| Stated exercise |
Your task is to output the listing word for word, with pictures excluded.

| Material supplied |

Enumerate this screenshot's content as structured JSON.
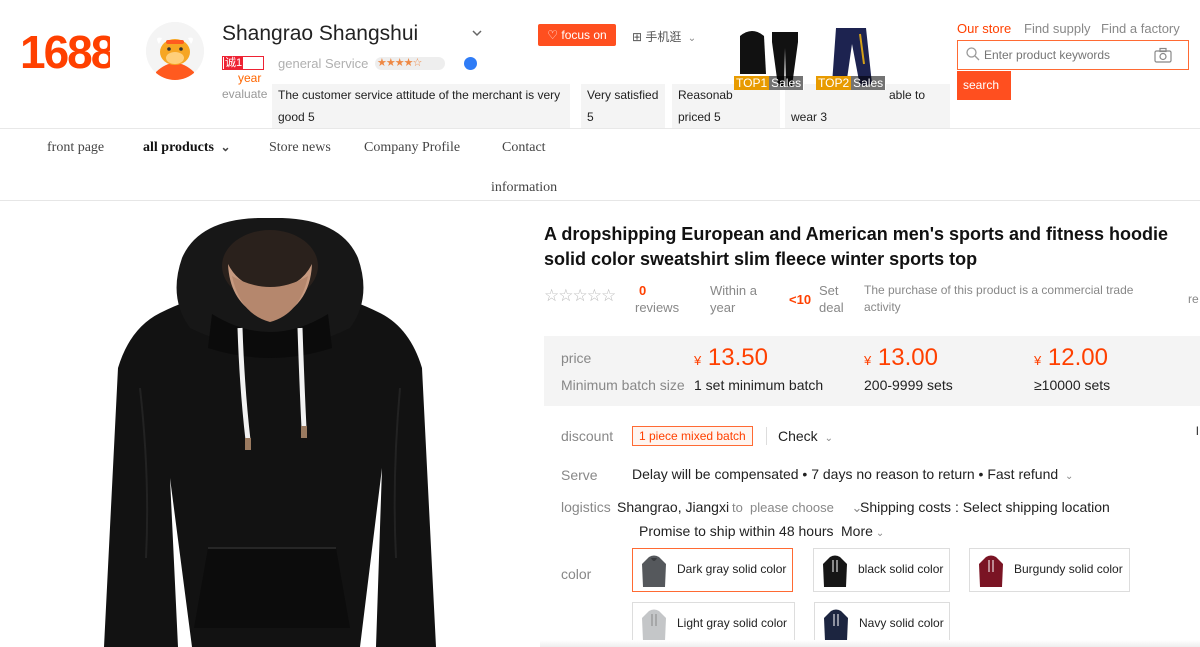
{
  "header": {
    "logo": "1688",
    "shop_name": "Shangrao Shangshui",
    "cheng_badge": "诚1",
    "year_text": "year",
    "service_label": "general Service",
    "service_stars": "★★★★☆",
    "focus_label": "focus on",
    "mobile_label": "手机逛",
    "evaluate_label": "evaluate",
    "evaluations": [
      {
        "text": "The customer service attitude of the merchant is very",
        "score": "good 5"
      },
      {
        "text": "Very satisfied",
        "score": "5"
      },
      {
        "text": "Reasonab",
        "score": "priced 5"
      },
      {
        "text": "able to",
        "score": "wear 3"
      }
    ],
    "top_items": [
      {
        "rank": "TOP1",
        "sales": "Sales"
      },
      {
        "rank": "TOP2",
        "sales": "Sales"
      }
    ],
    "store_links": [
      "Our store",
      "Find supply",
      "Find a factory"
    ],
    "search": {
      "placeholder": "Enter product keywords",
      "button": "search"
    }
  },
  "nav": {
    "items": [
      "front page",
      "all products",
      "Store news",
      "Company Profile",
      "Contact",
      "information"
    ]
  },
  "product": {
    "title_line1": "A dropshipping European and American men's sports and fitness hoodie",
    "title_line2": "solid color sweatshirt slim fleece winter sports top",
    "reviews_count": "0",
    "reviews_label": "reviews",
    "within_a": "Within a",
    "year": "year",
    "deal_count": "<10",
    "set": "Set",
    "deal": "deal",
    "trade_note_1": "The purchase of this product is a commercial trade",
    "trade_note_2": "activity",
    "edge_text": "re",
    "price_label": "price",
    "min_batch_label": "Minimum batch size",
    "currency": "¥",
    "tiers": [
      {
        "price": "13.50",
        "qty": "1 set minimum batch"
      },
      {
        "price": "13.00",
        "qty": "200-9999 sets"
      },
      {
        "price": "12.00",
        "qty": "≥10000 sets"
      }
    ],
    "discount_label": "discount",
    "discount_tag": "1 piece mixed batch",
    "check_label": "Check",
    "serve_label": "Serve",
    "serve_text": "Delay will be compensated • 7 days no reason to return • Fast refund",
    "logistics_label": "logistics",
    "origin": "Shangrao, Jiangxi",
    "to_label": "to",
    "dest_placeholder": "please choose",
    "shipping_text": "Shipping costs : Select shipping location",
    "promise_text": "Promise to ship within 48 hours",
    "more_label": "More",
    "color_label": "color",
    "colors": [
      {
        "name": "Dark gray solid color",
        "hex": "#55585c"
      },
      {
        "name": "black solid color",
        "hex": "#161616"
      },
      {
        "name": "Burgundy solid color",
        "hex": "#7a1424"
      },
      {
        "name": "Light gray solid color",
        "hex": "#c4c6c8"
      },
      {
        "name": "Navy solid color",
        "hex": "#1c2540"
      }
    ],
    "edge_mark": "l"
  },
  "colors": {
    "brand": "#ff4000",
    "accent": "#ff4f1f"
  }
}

| Finished answer |
Enumerate this screenshot's content as structured JSON.
{
  "header": {
    "logo": "1688",
    "shop_name": "Shangrao Shangshui",
    "cheng_badge": "诚1",
    "year_text": "year",
    "service_label": "general Service",
    "service_stars": "★★★★☆",
    "focus_label": "focus on",
    "mobile_label": "手机逛",
    "evaluate_label": "evaluate",
    "evaluations": [
      {
        "text": "The customer service attitude of the merchant is very",
        "score": "good 5"
      },
      {
        "text": "Very satisfied",
        "score": "5"
      },
      {
        "text": "Reasonab",
        "score": "priced 5"
      },
      {
        "text": "able to",
        "score": "wear 3"
      }
    ],
    "top_items": [
      {
        "rank": "TOP1",
        "sales": "Sales"
      },
      {
        "rank": "TOP2",
        "sales": "Sales"
      }
    ],
    "store_links": [
      "Our store",
      "Find supply",
      "Find a factory"
    ],
    "search": {
      "placeholder": "Enter product keywords",
      "button": "search"
    }
  },
  "nav": {
    "items": [
      "front page",
      "all products",
      "Store news",
      "Company Profile",
      "Contact",
      "information"
    ]
  },
  "product": {
    "title_line1": "A dropshipping European and American men's sports and fitness hoodie",
    "title_line2": "solid color sweatshirt slim fleece winter sports top",
    "reviews_count": "0",
    "reviews_label": "reviews",
    "within_a": "Within a",
    "year": "year",
    "deal_count": "<10",
    "set": "Set",
    "deal": "deal",
    "trade_note_1": "The purchase of this product is a commercial trade",
    "trade_note_2": "activity",
    "edge_text": "re",
    "price_label": "price",
    "min_batch_label": "Minimum batch size",
    "currency": "¥",
    "tiers": [
      {
        "price": "13.50",
        "qty": "1 set minimum batch"
      },
      {
        "price": "13.00",
        "qty": "200-9999 sets"
      },
      {
        "price": "12.00",
        "qty": "≥10000 sets"
      }
    ],
    "discount_label": "discount",
    "discount_tag": "1 piece mixed batch",
    "check_label": "Check",
    "serve_label": "Serve",
    "serve_text": "Delay will be compensated • 7 days no reason to return • Fast refund",
    "logistics_label": "logistics",
    "origin": "Shangrao, Jiangxi",
    "to_label": "to",
    "dest_placeholder": "please choose",
    "shipping_text": "Shipping costs : Select shipping location",
    "promise_text": "Promise to ship within 48 hours",
    "more_label": "More",
    "color_label": "color",
    "colors": [
      {
        "name": "Dark gray solid color",
        "hex": "#55585c"
      },
      {
        "name": "black solid color",
        "hex": "#161616"
      },
      {
        "name": "Burgundy solid color",
        "hex": "#7a1424"
      },
      {
        "name": "Light gray solid color",
        "hex": "#c4c6c8"
      },
      {
        "name": "Navy solid color",
        "hex": "#1c2540"
      }
    ],
    "edge_mark": "l"
  },
  "colors": {
    "brand": "#ff4000",
    "accent": "#ff4f1f"
  }
}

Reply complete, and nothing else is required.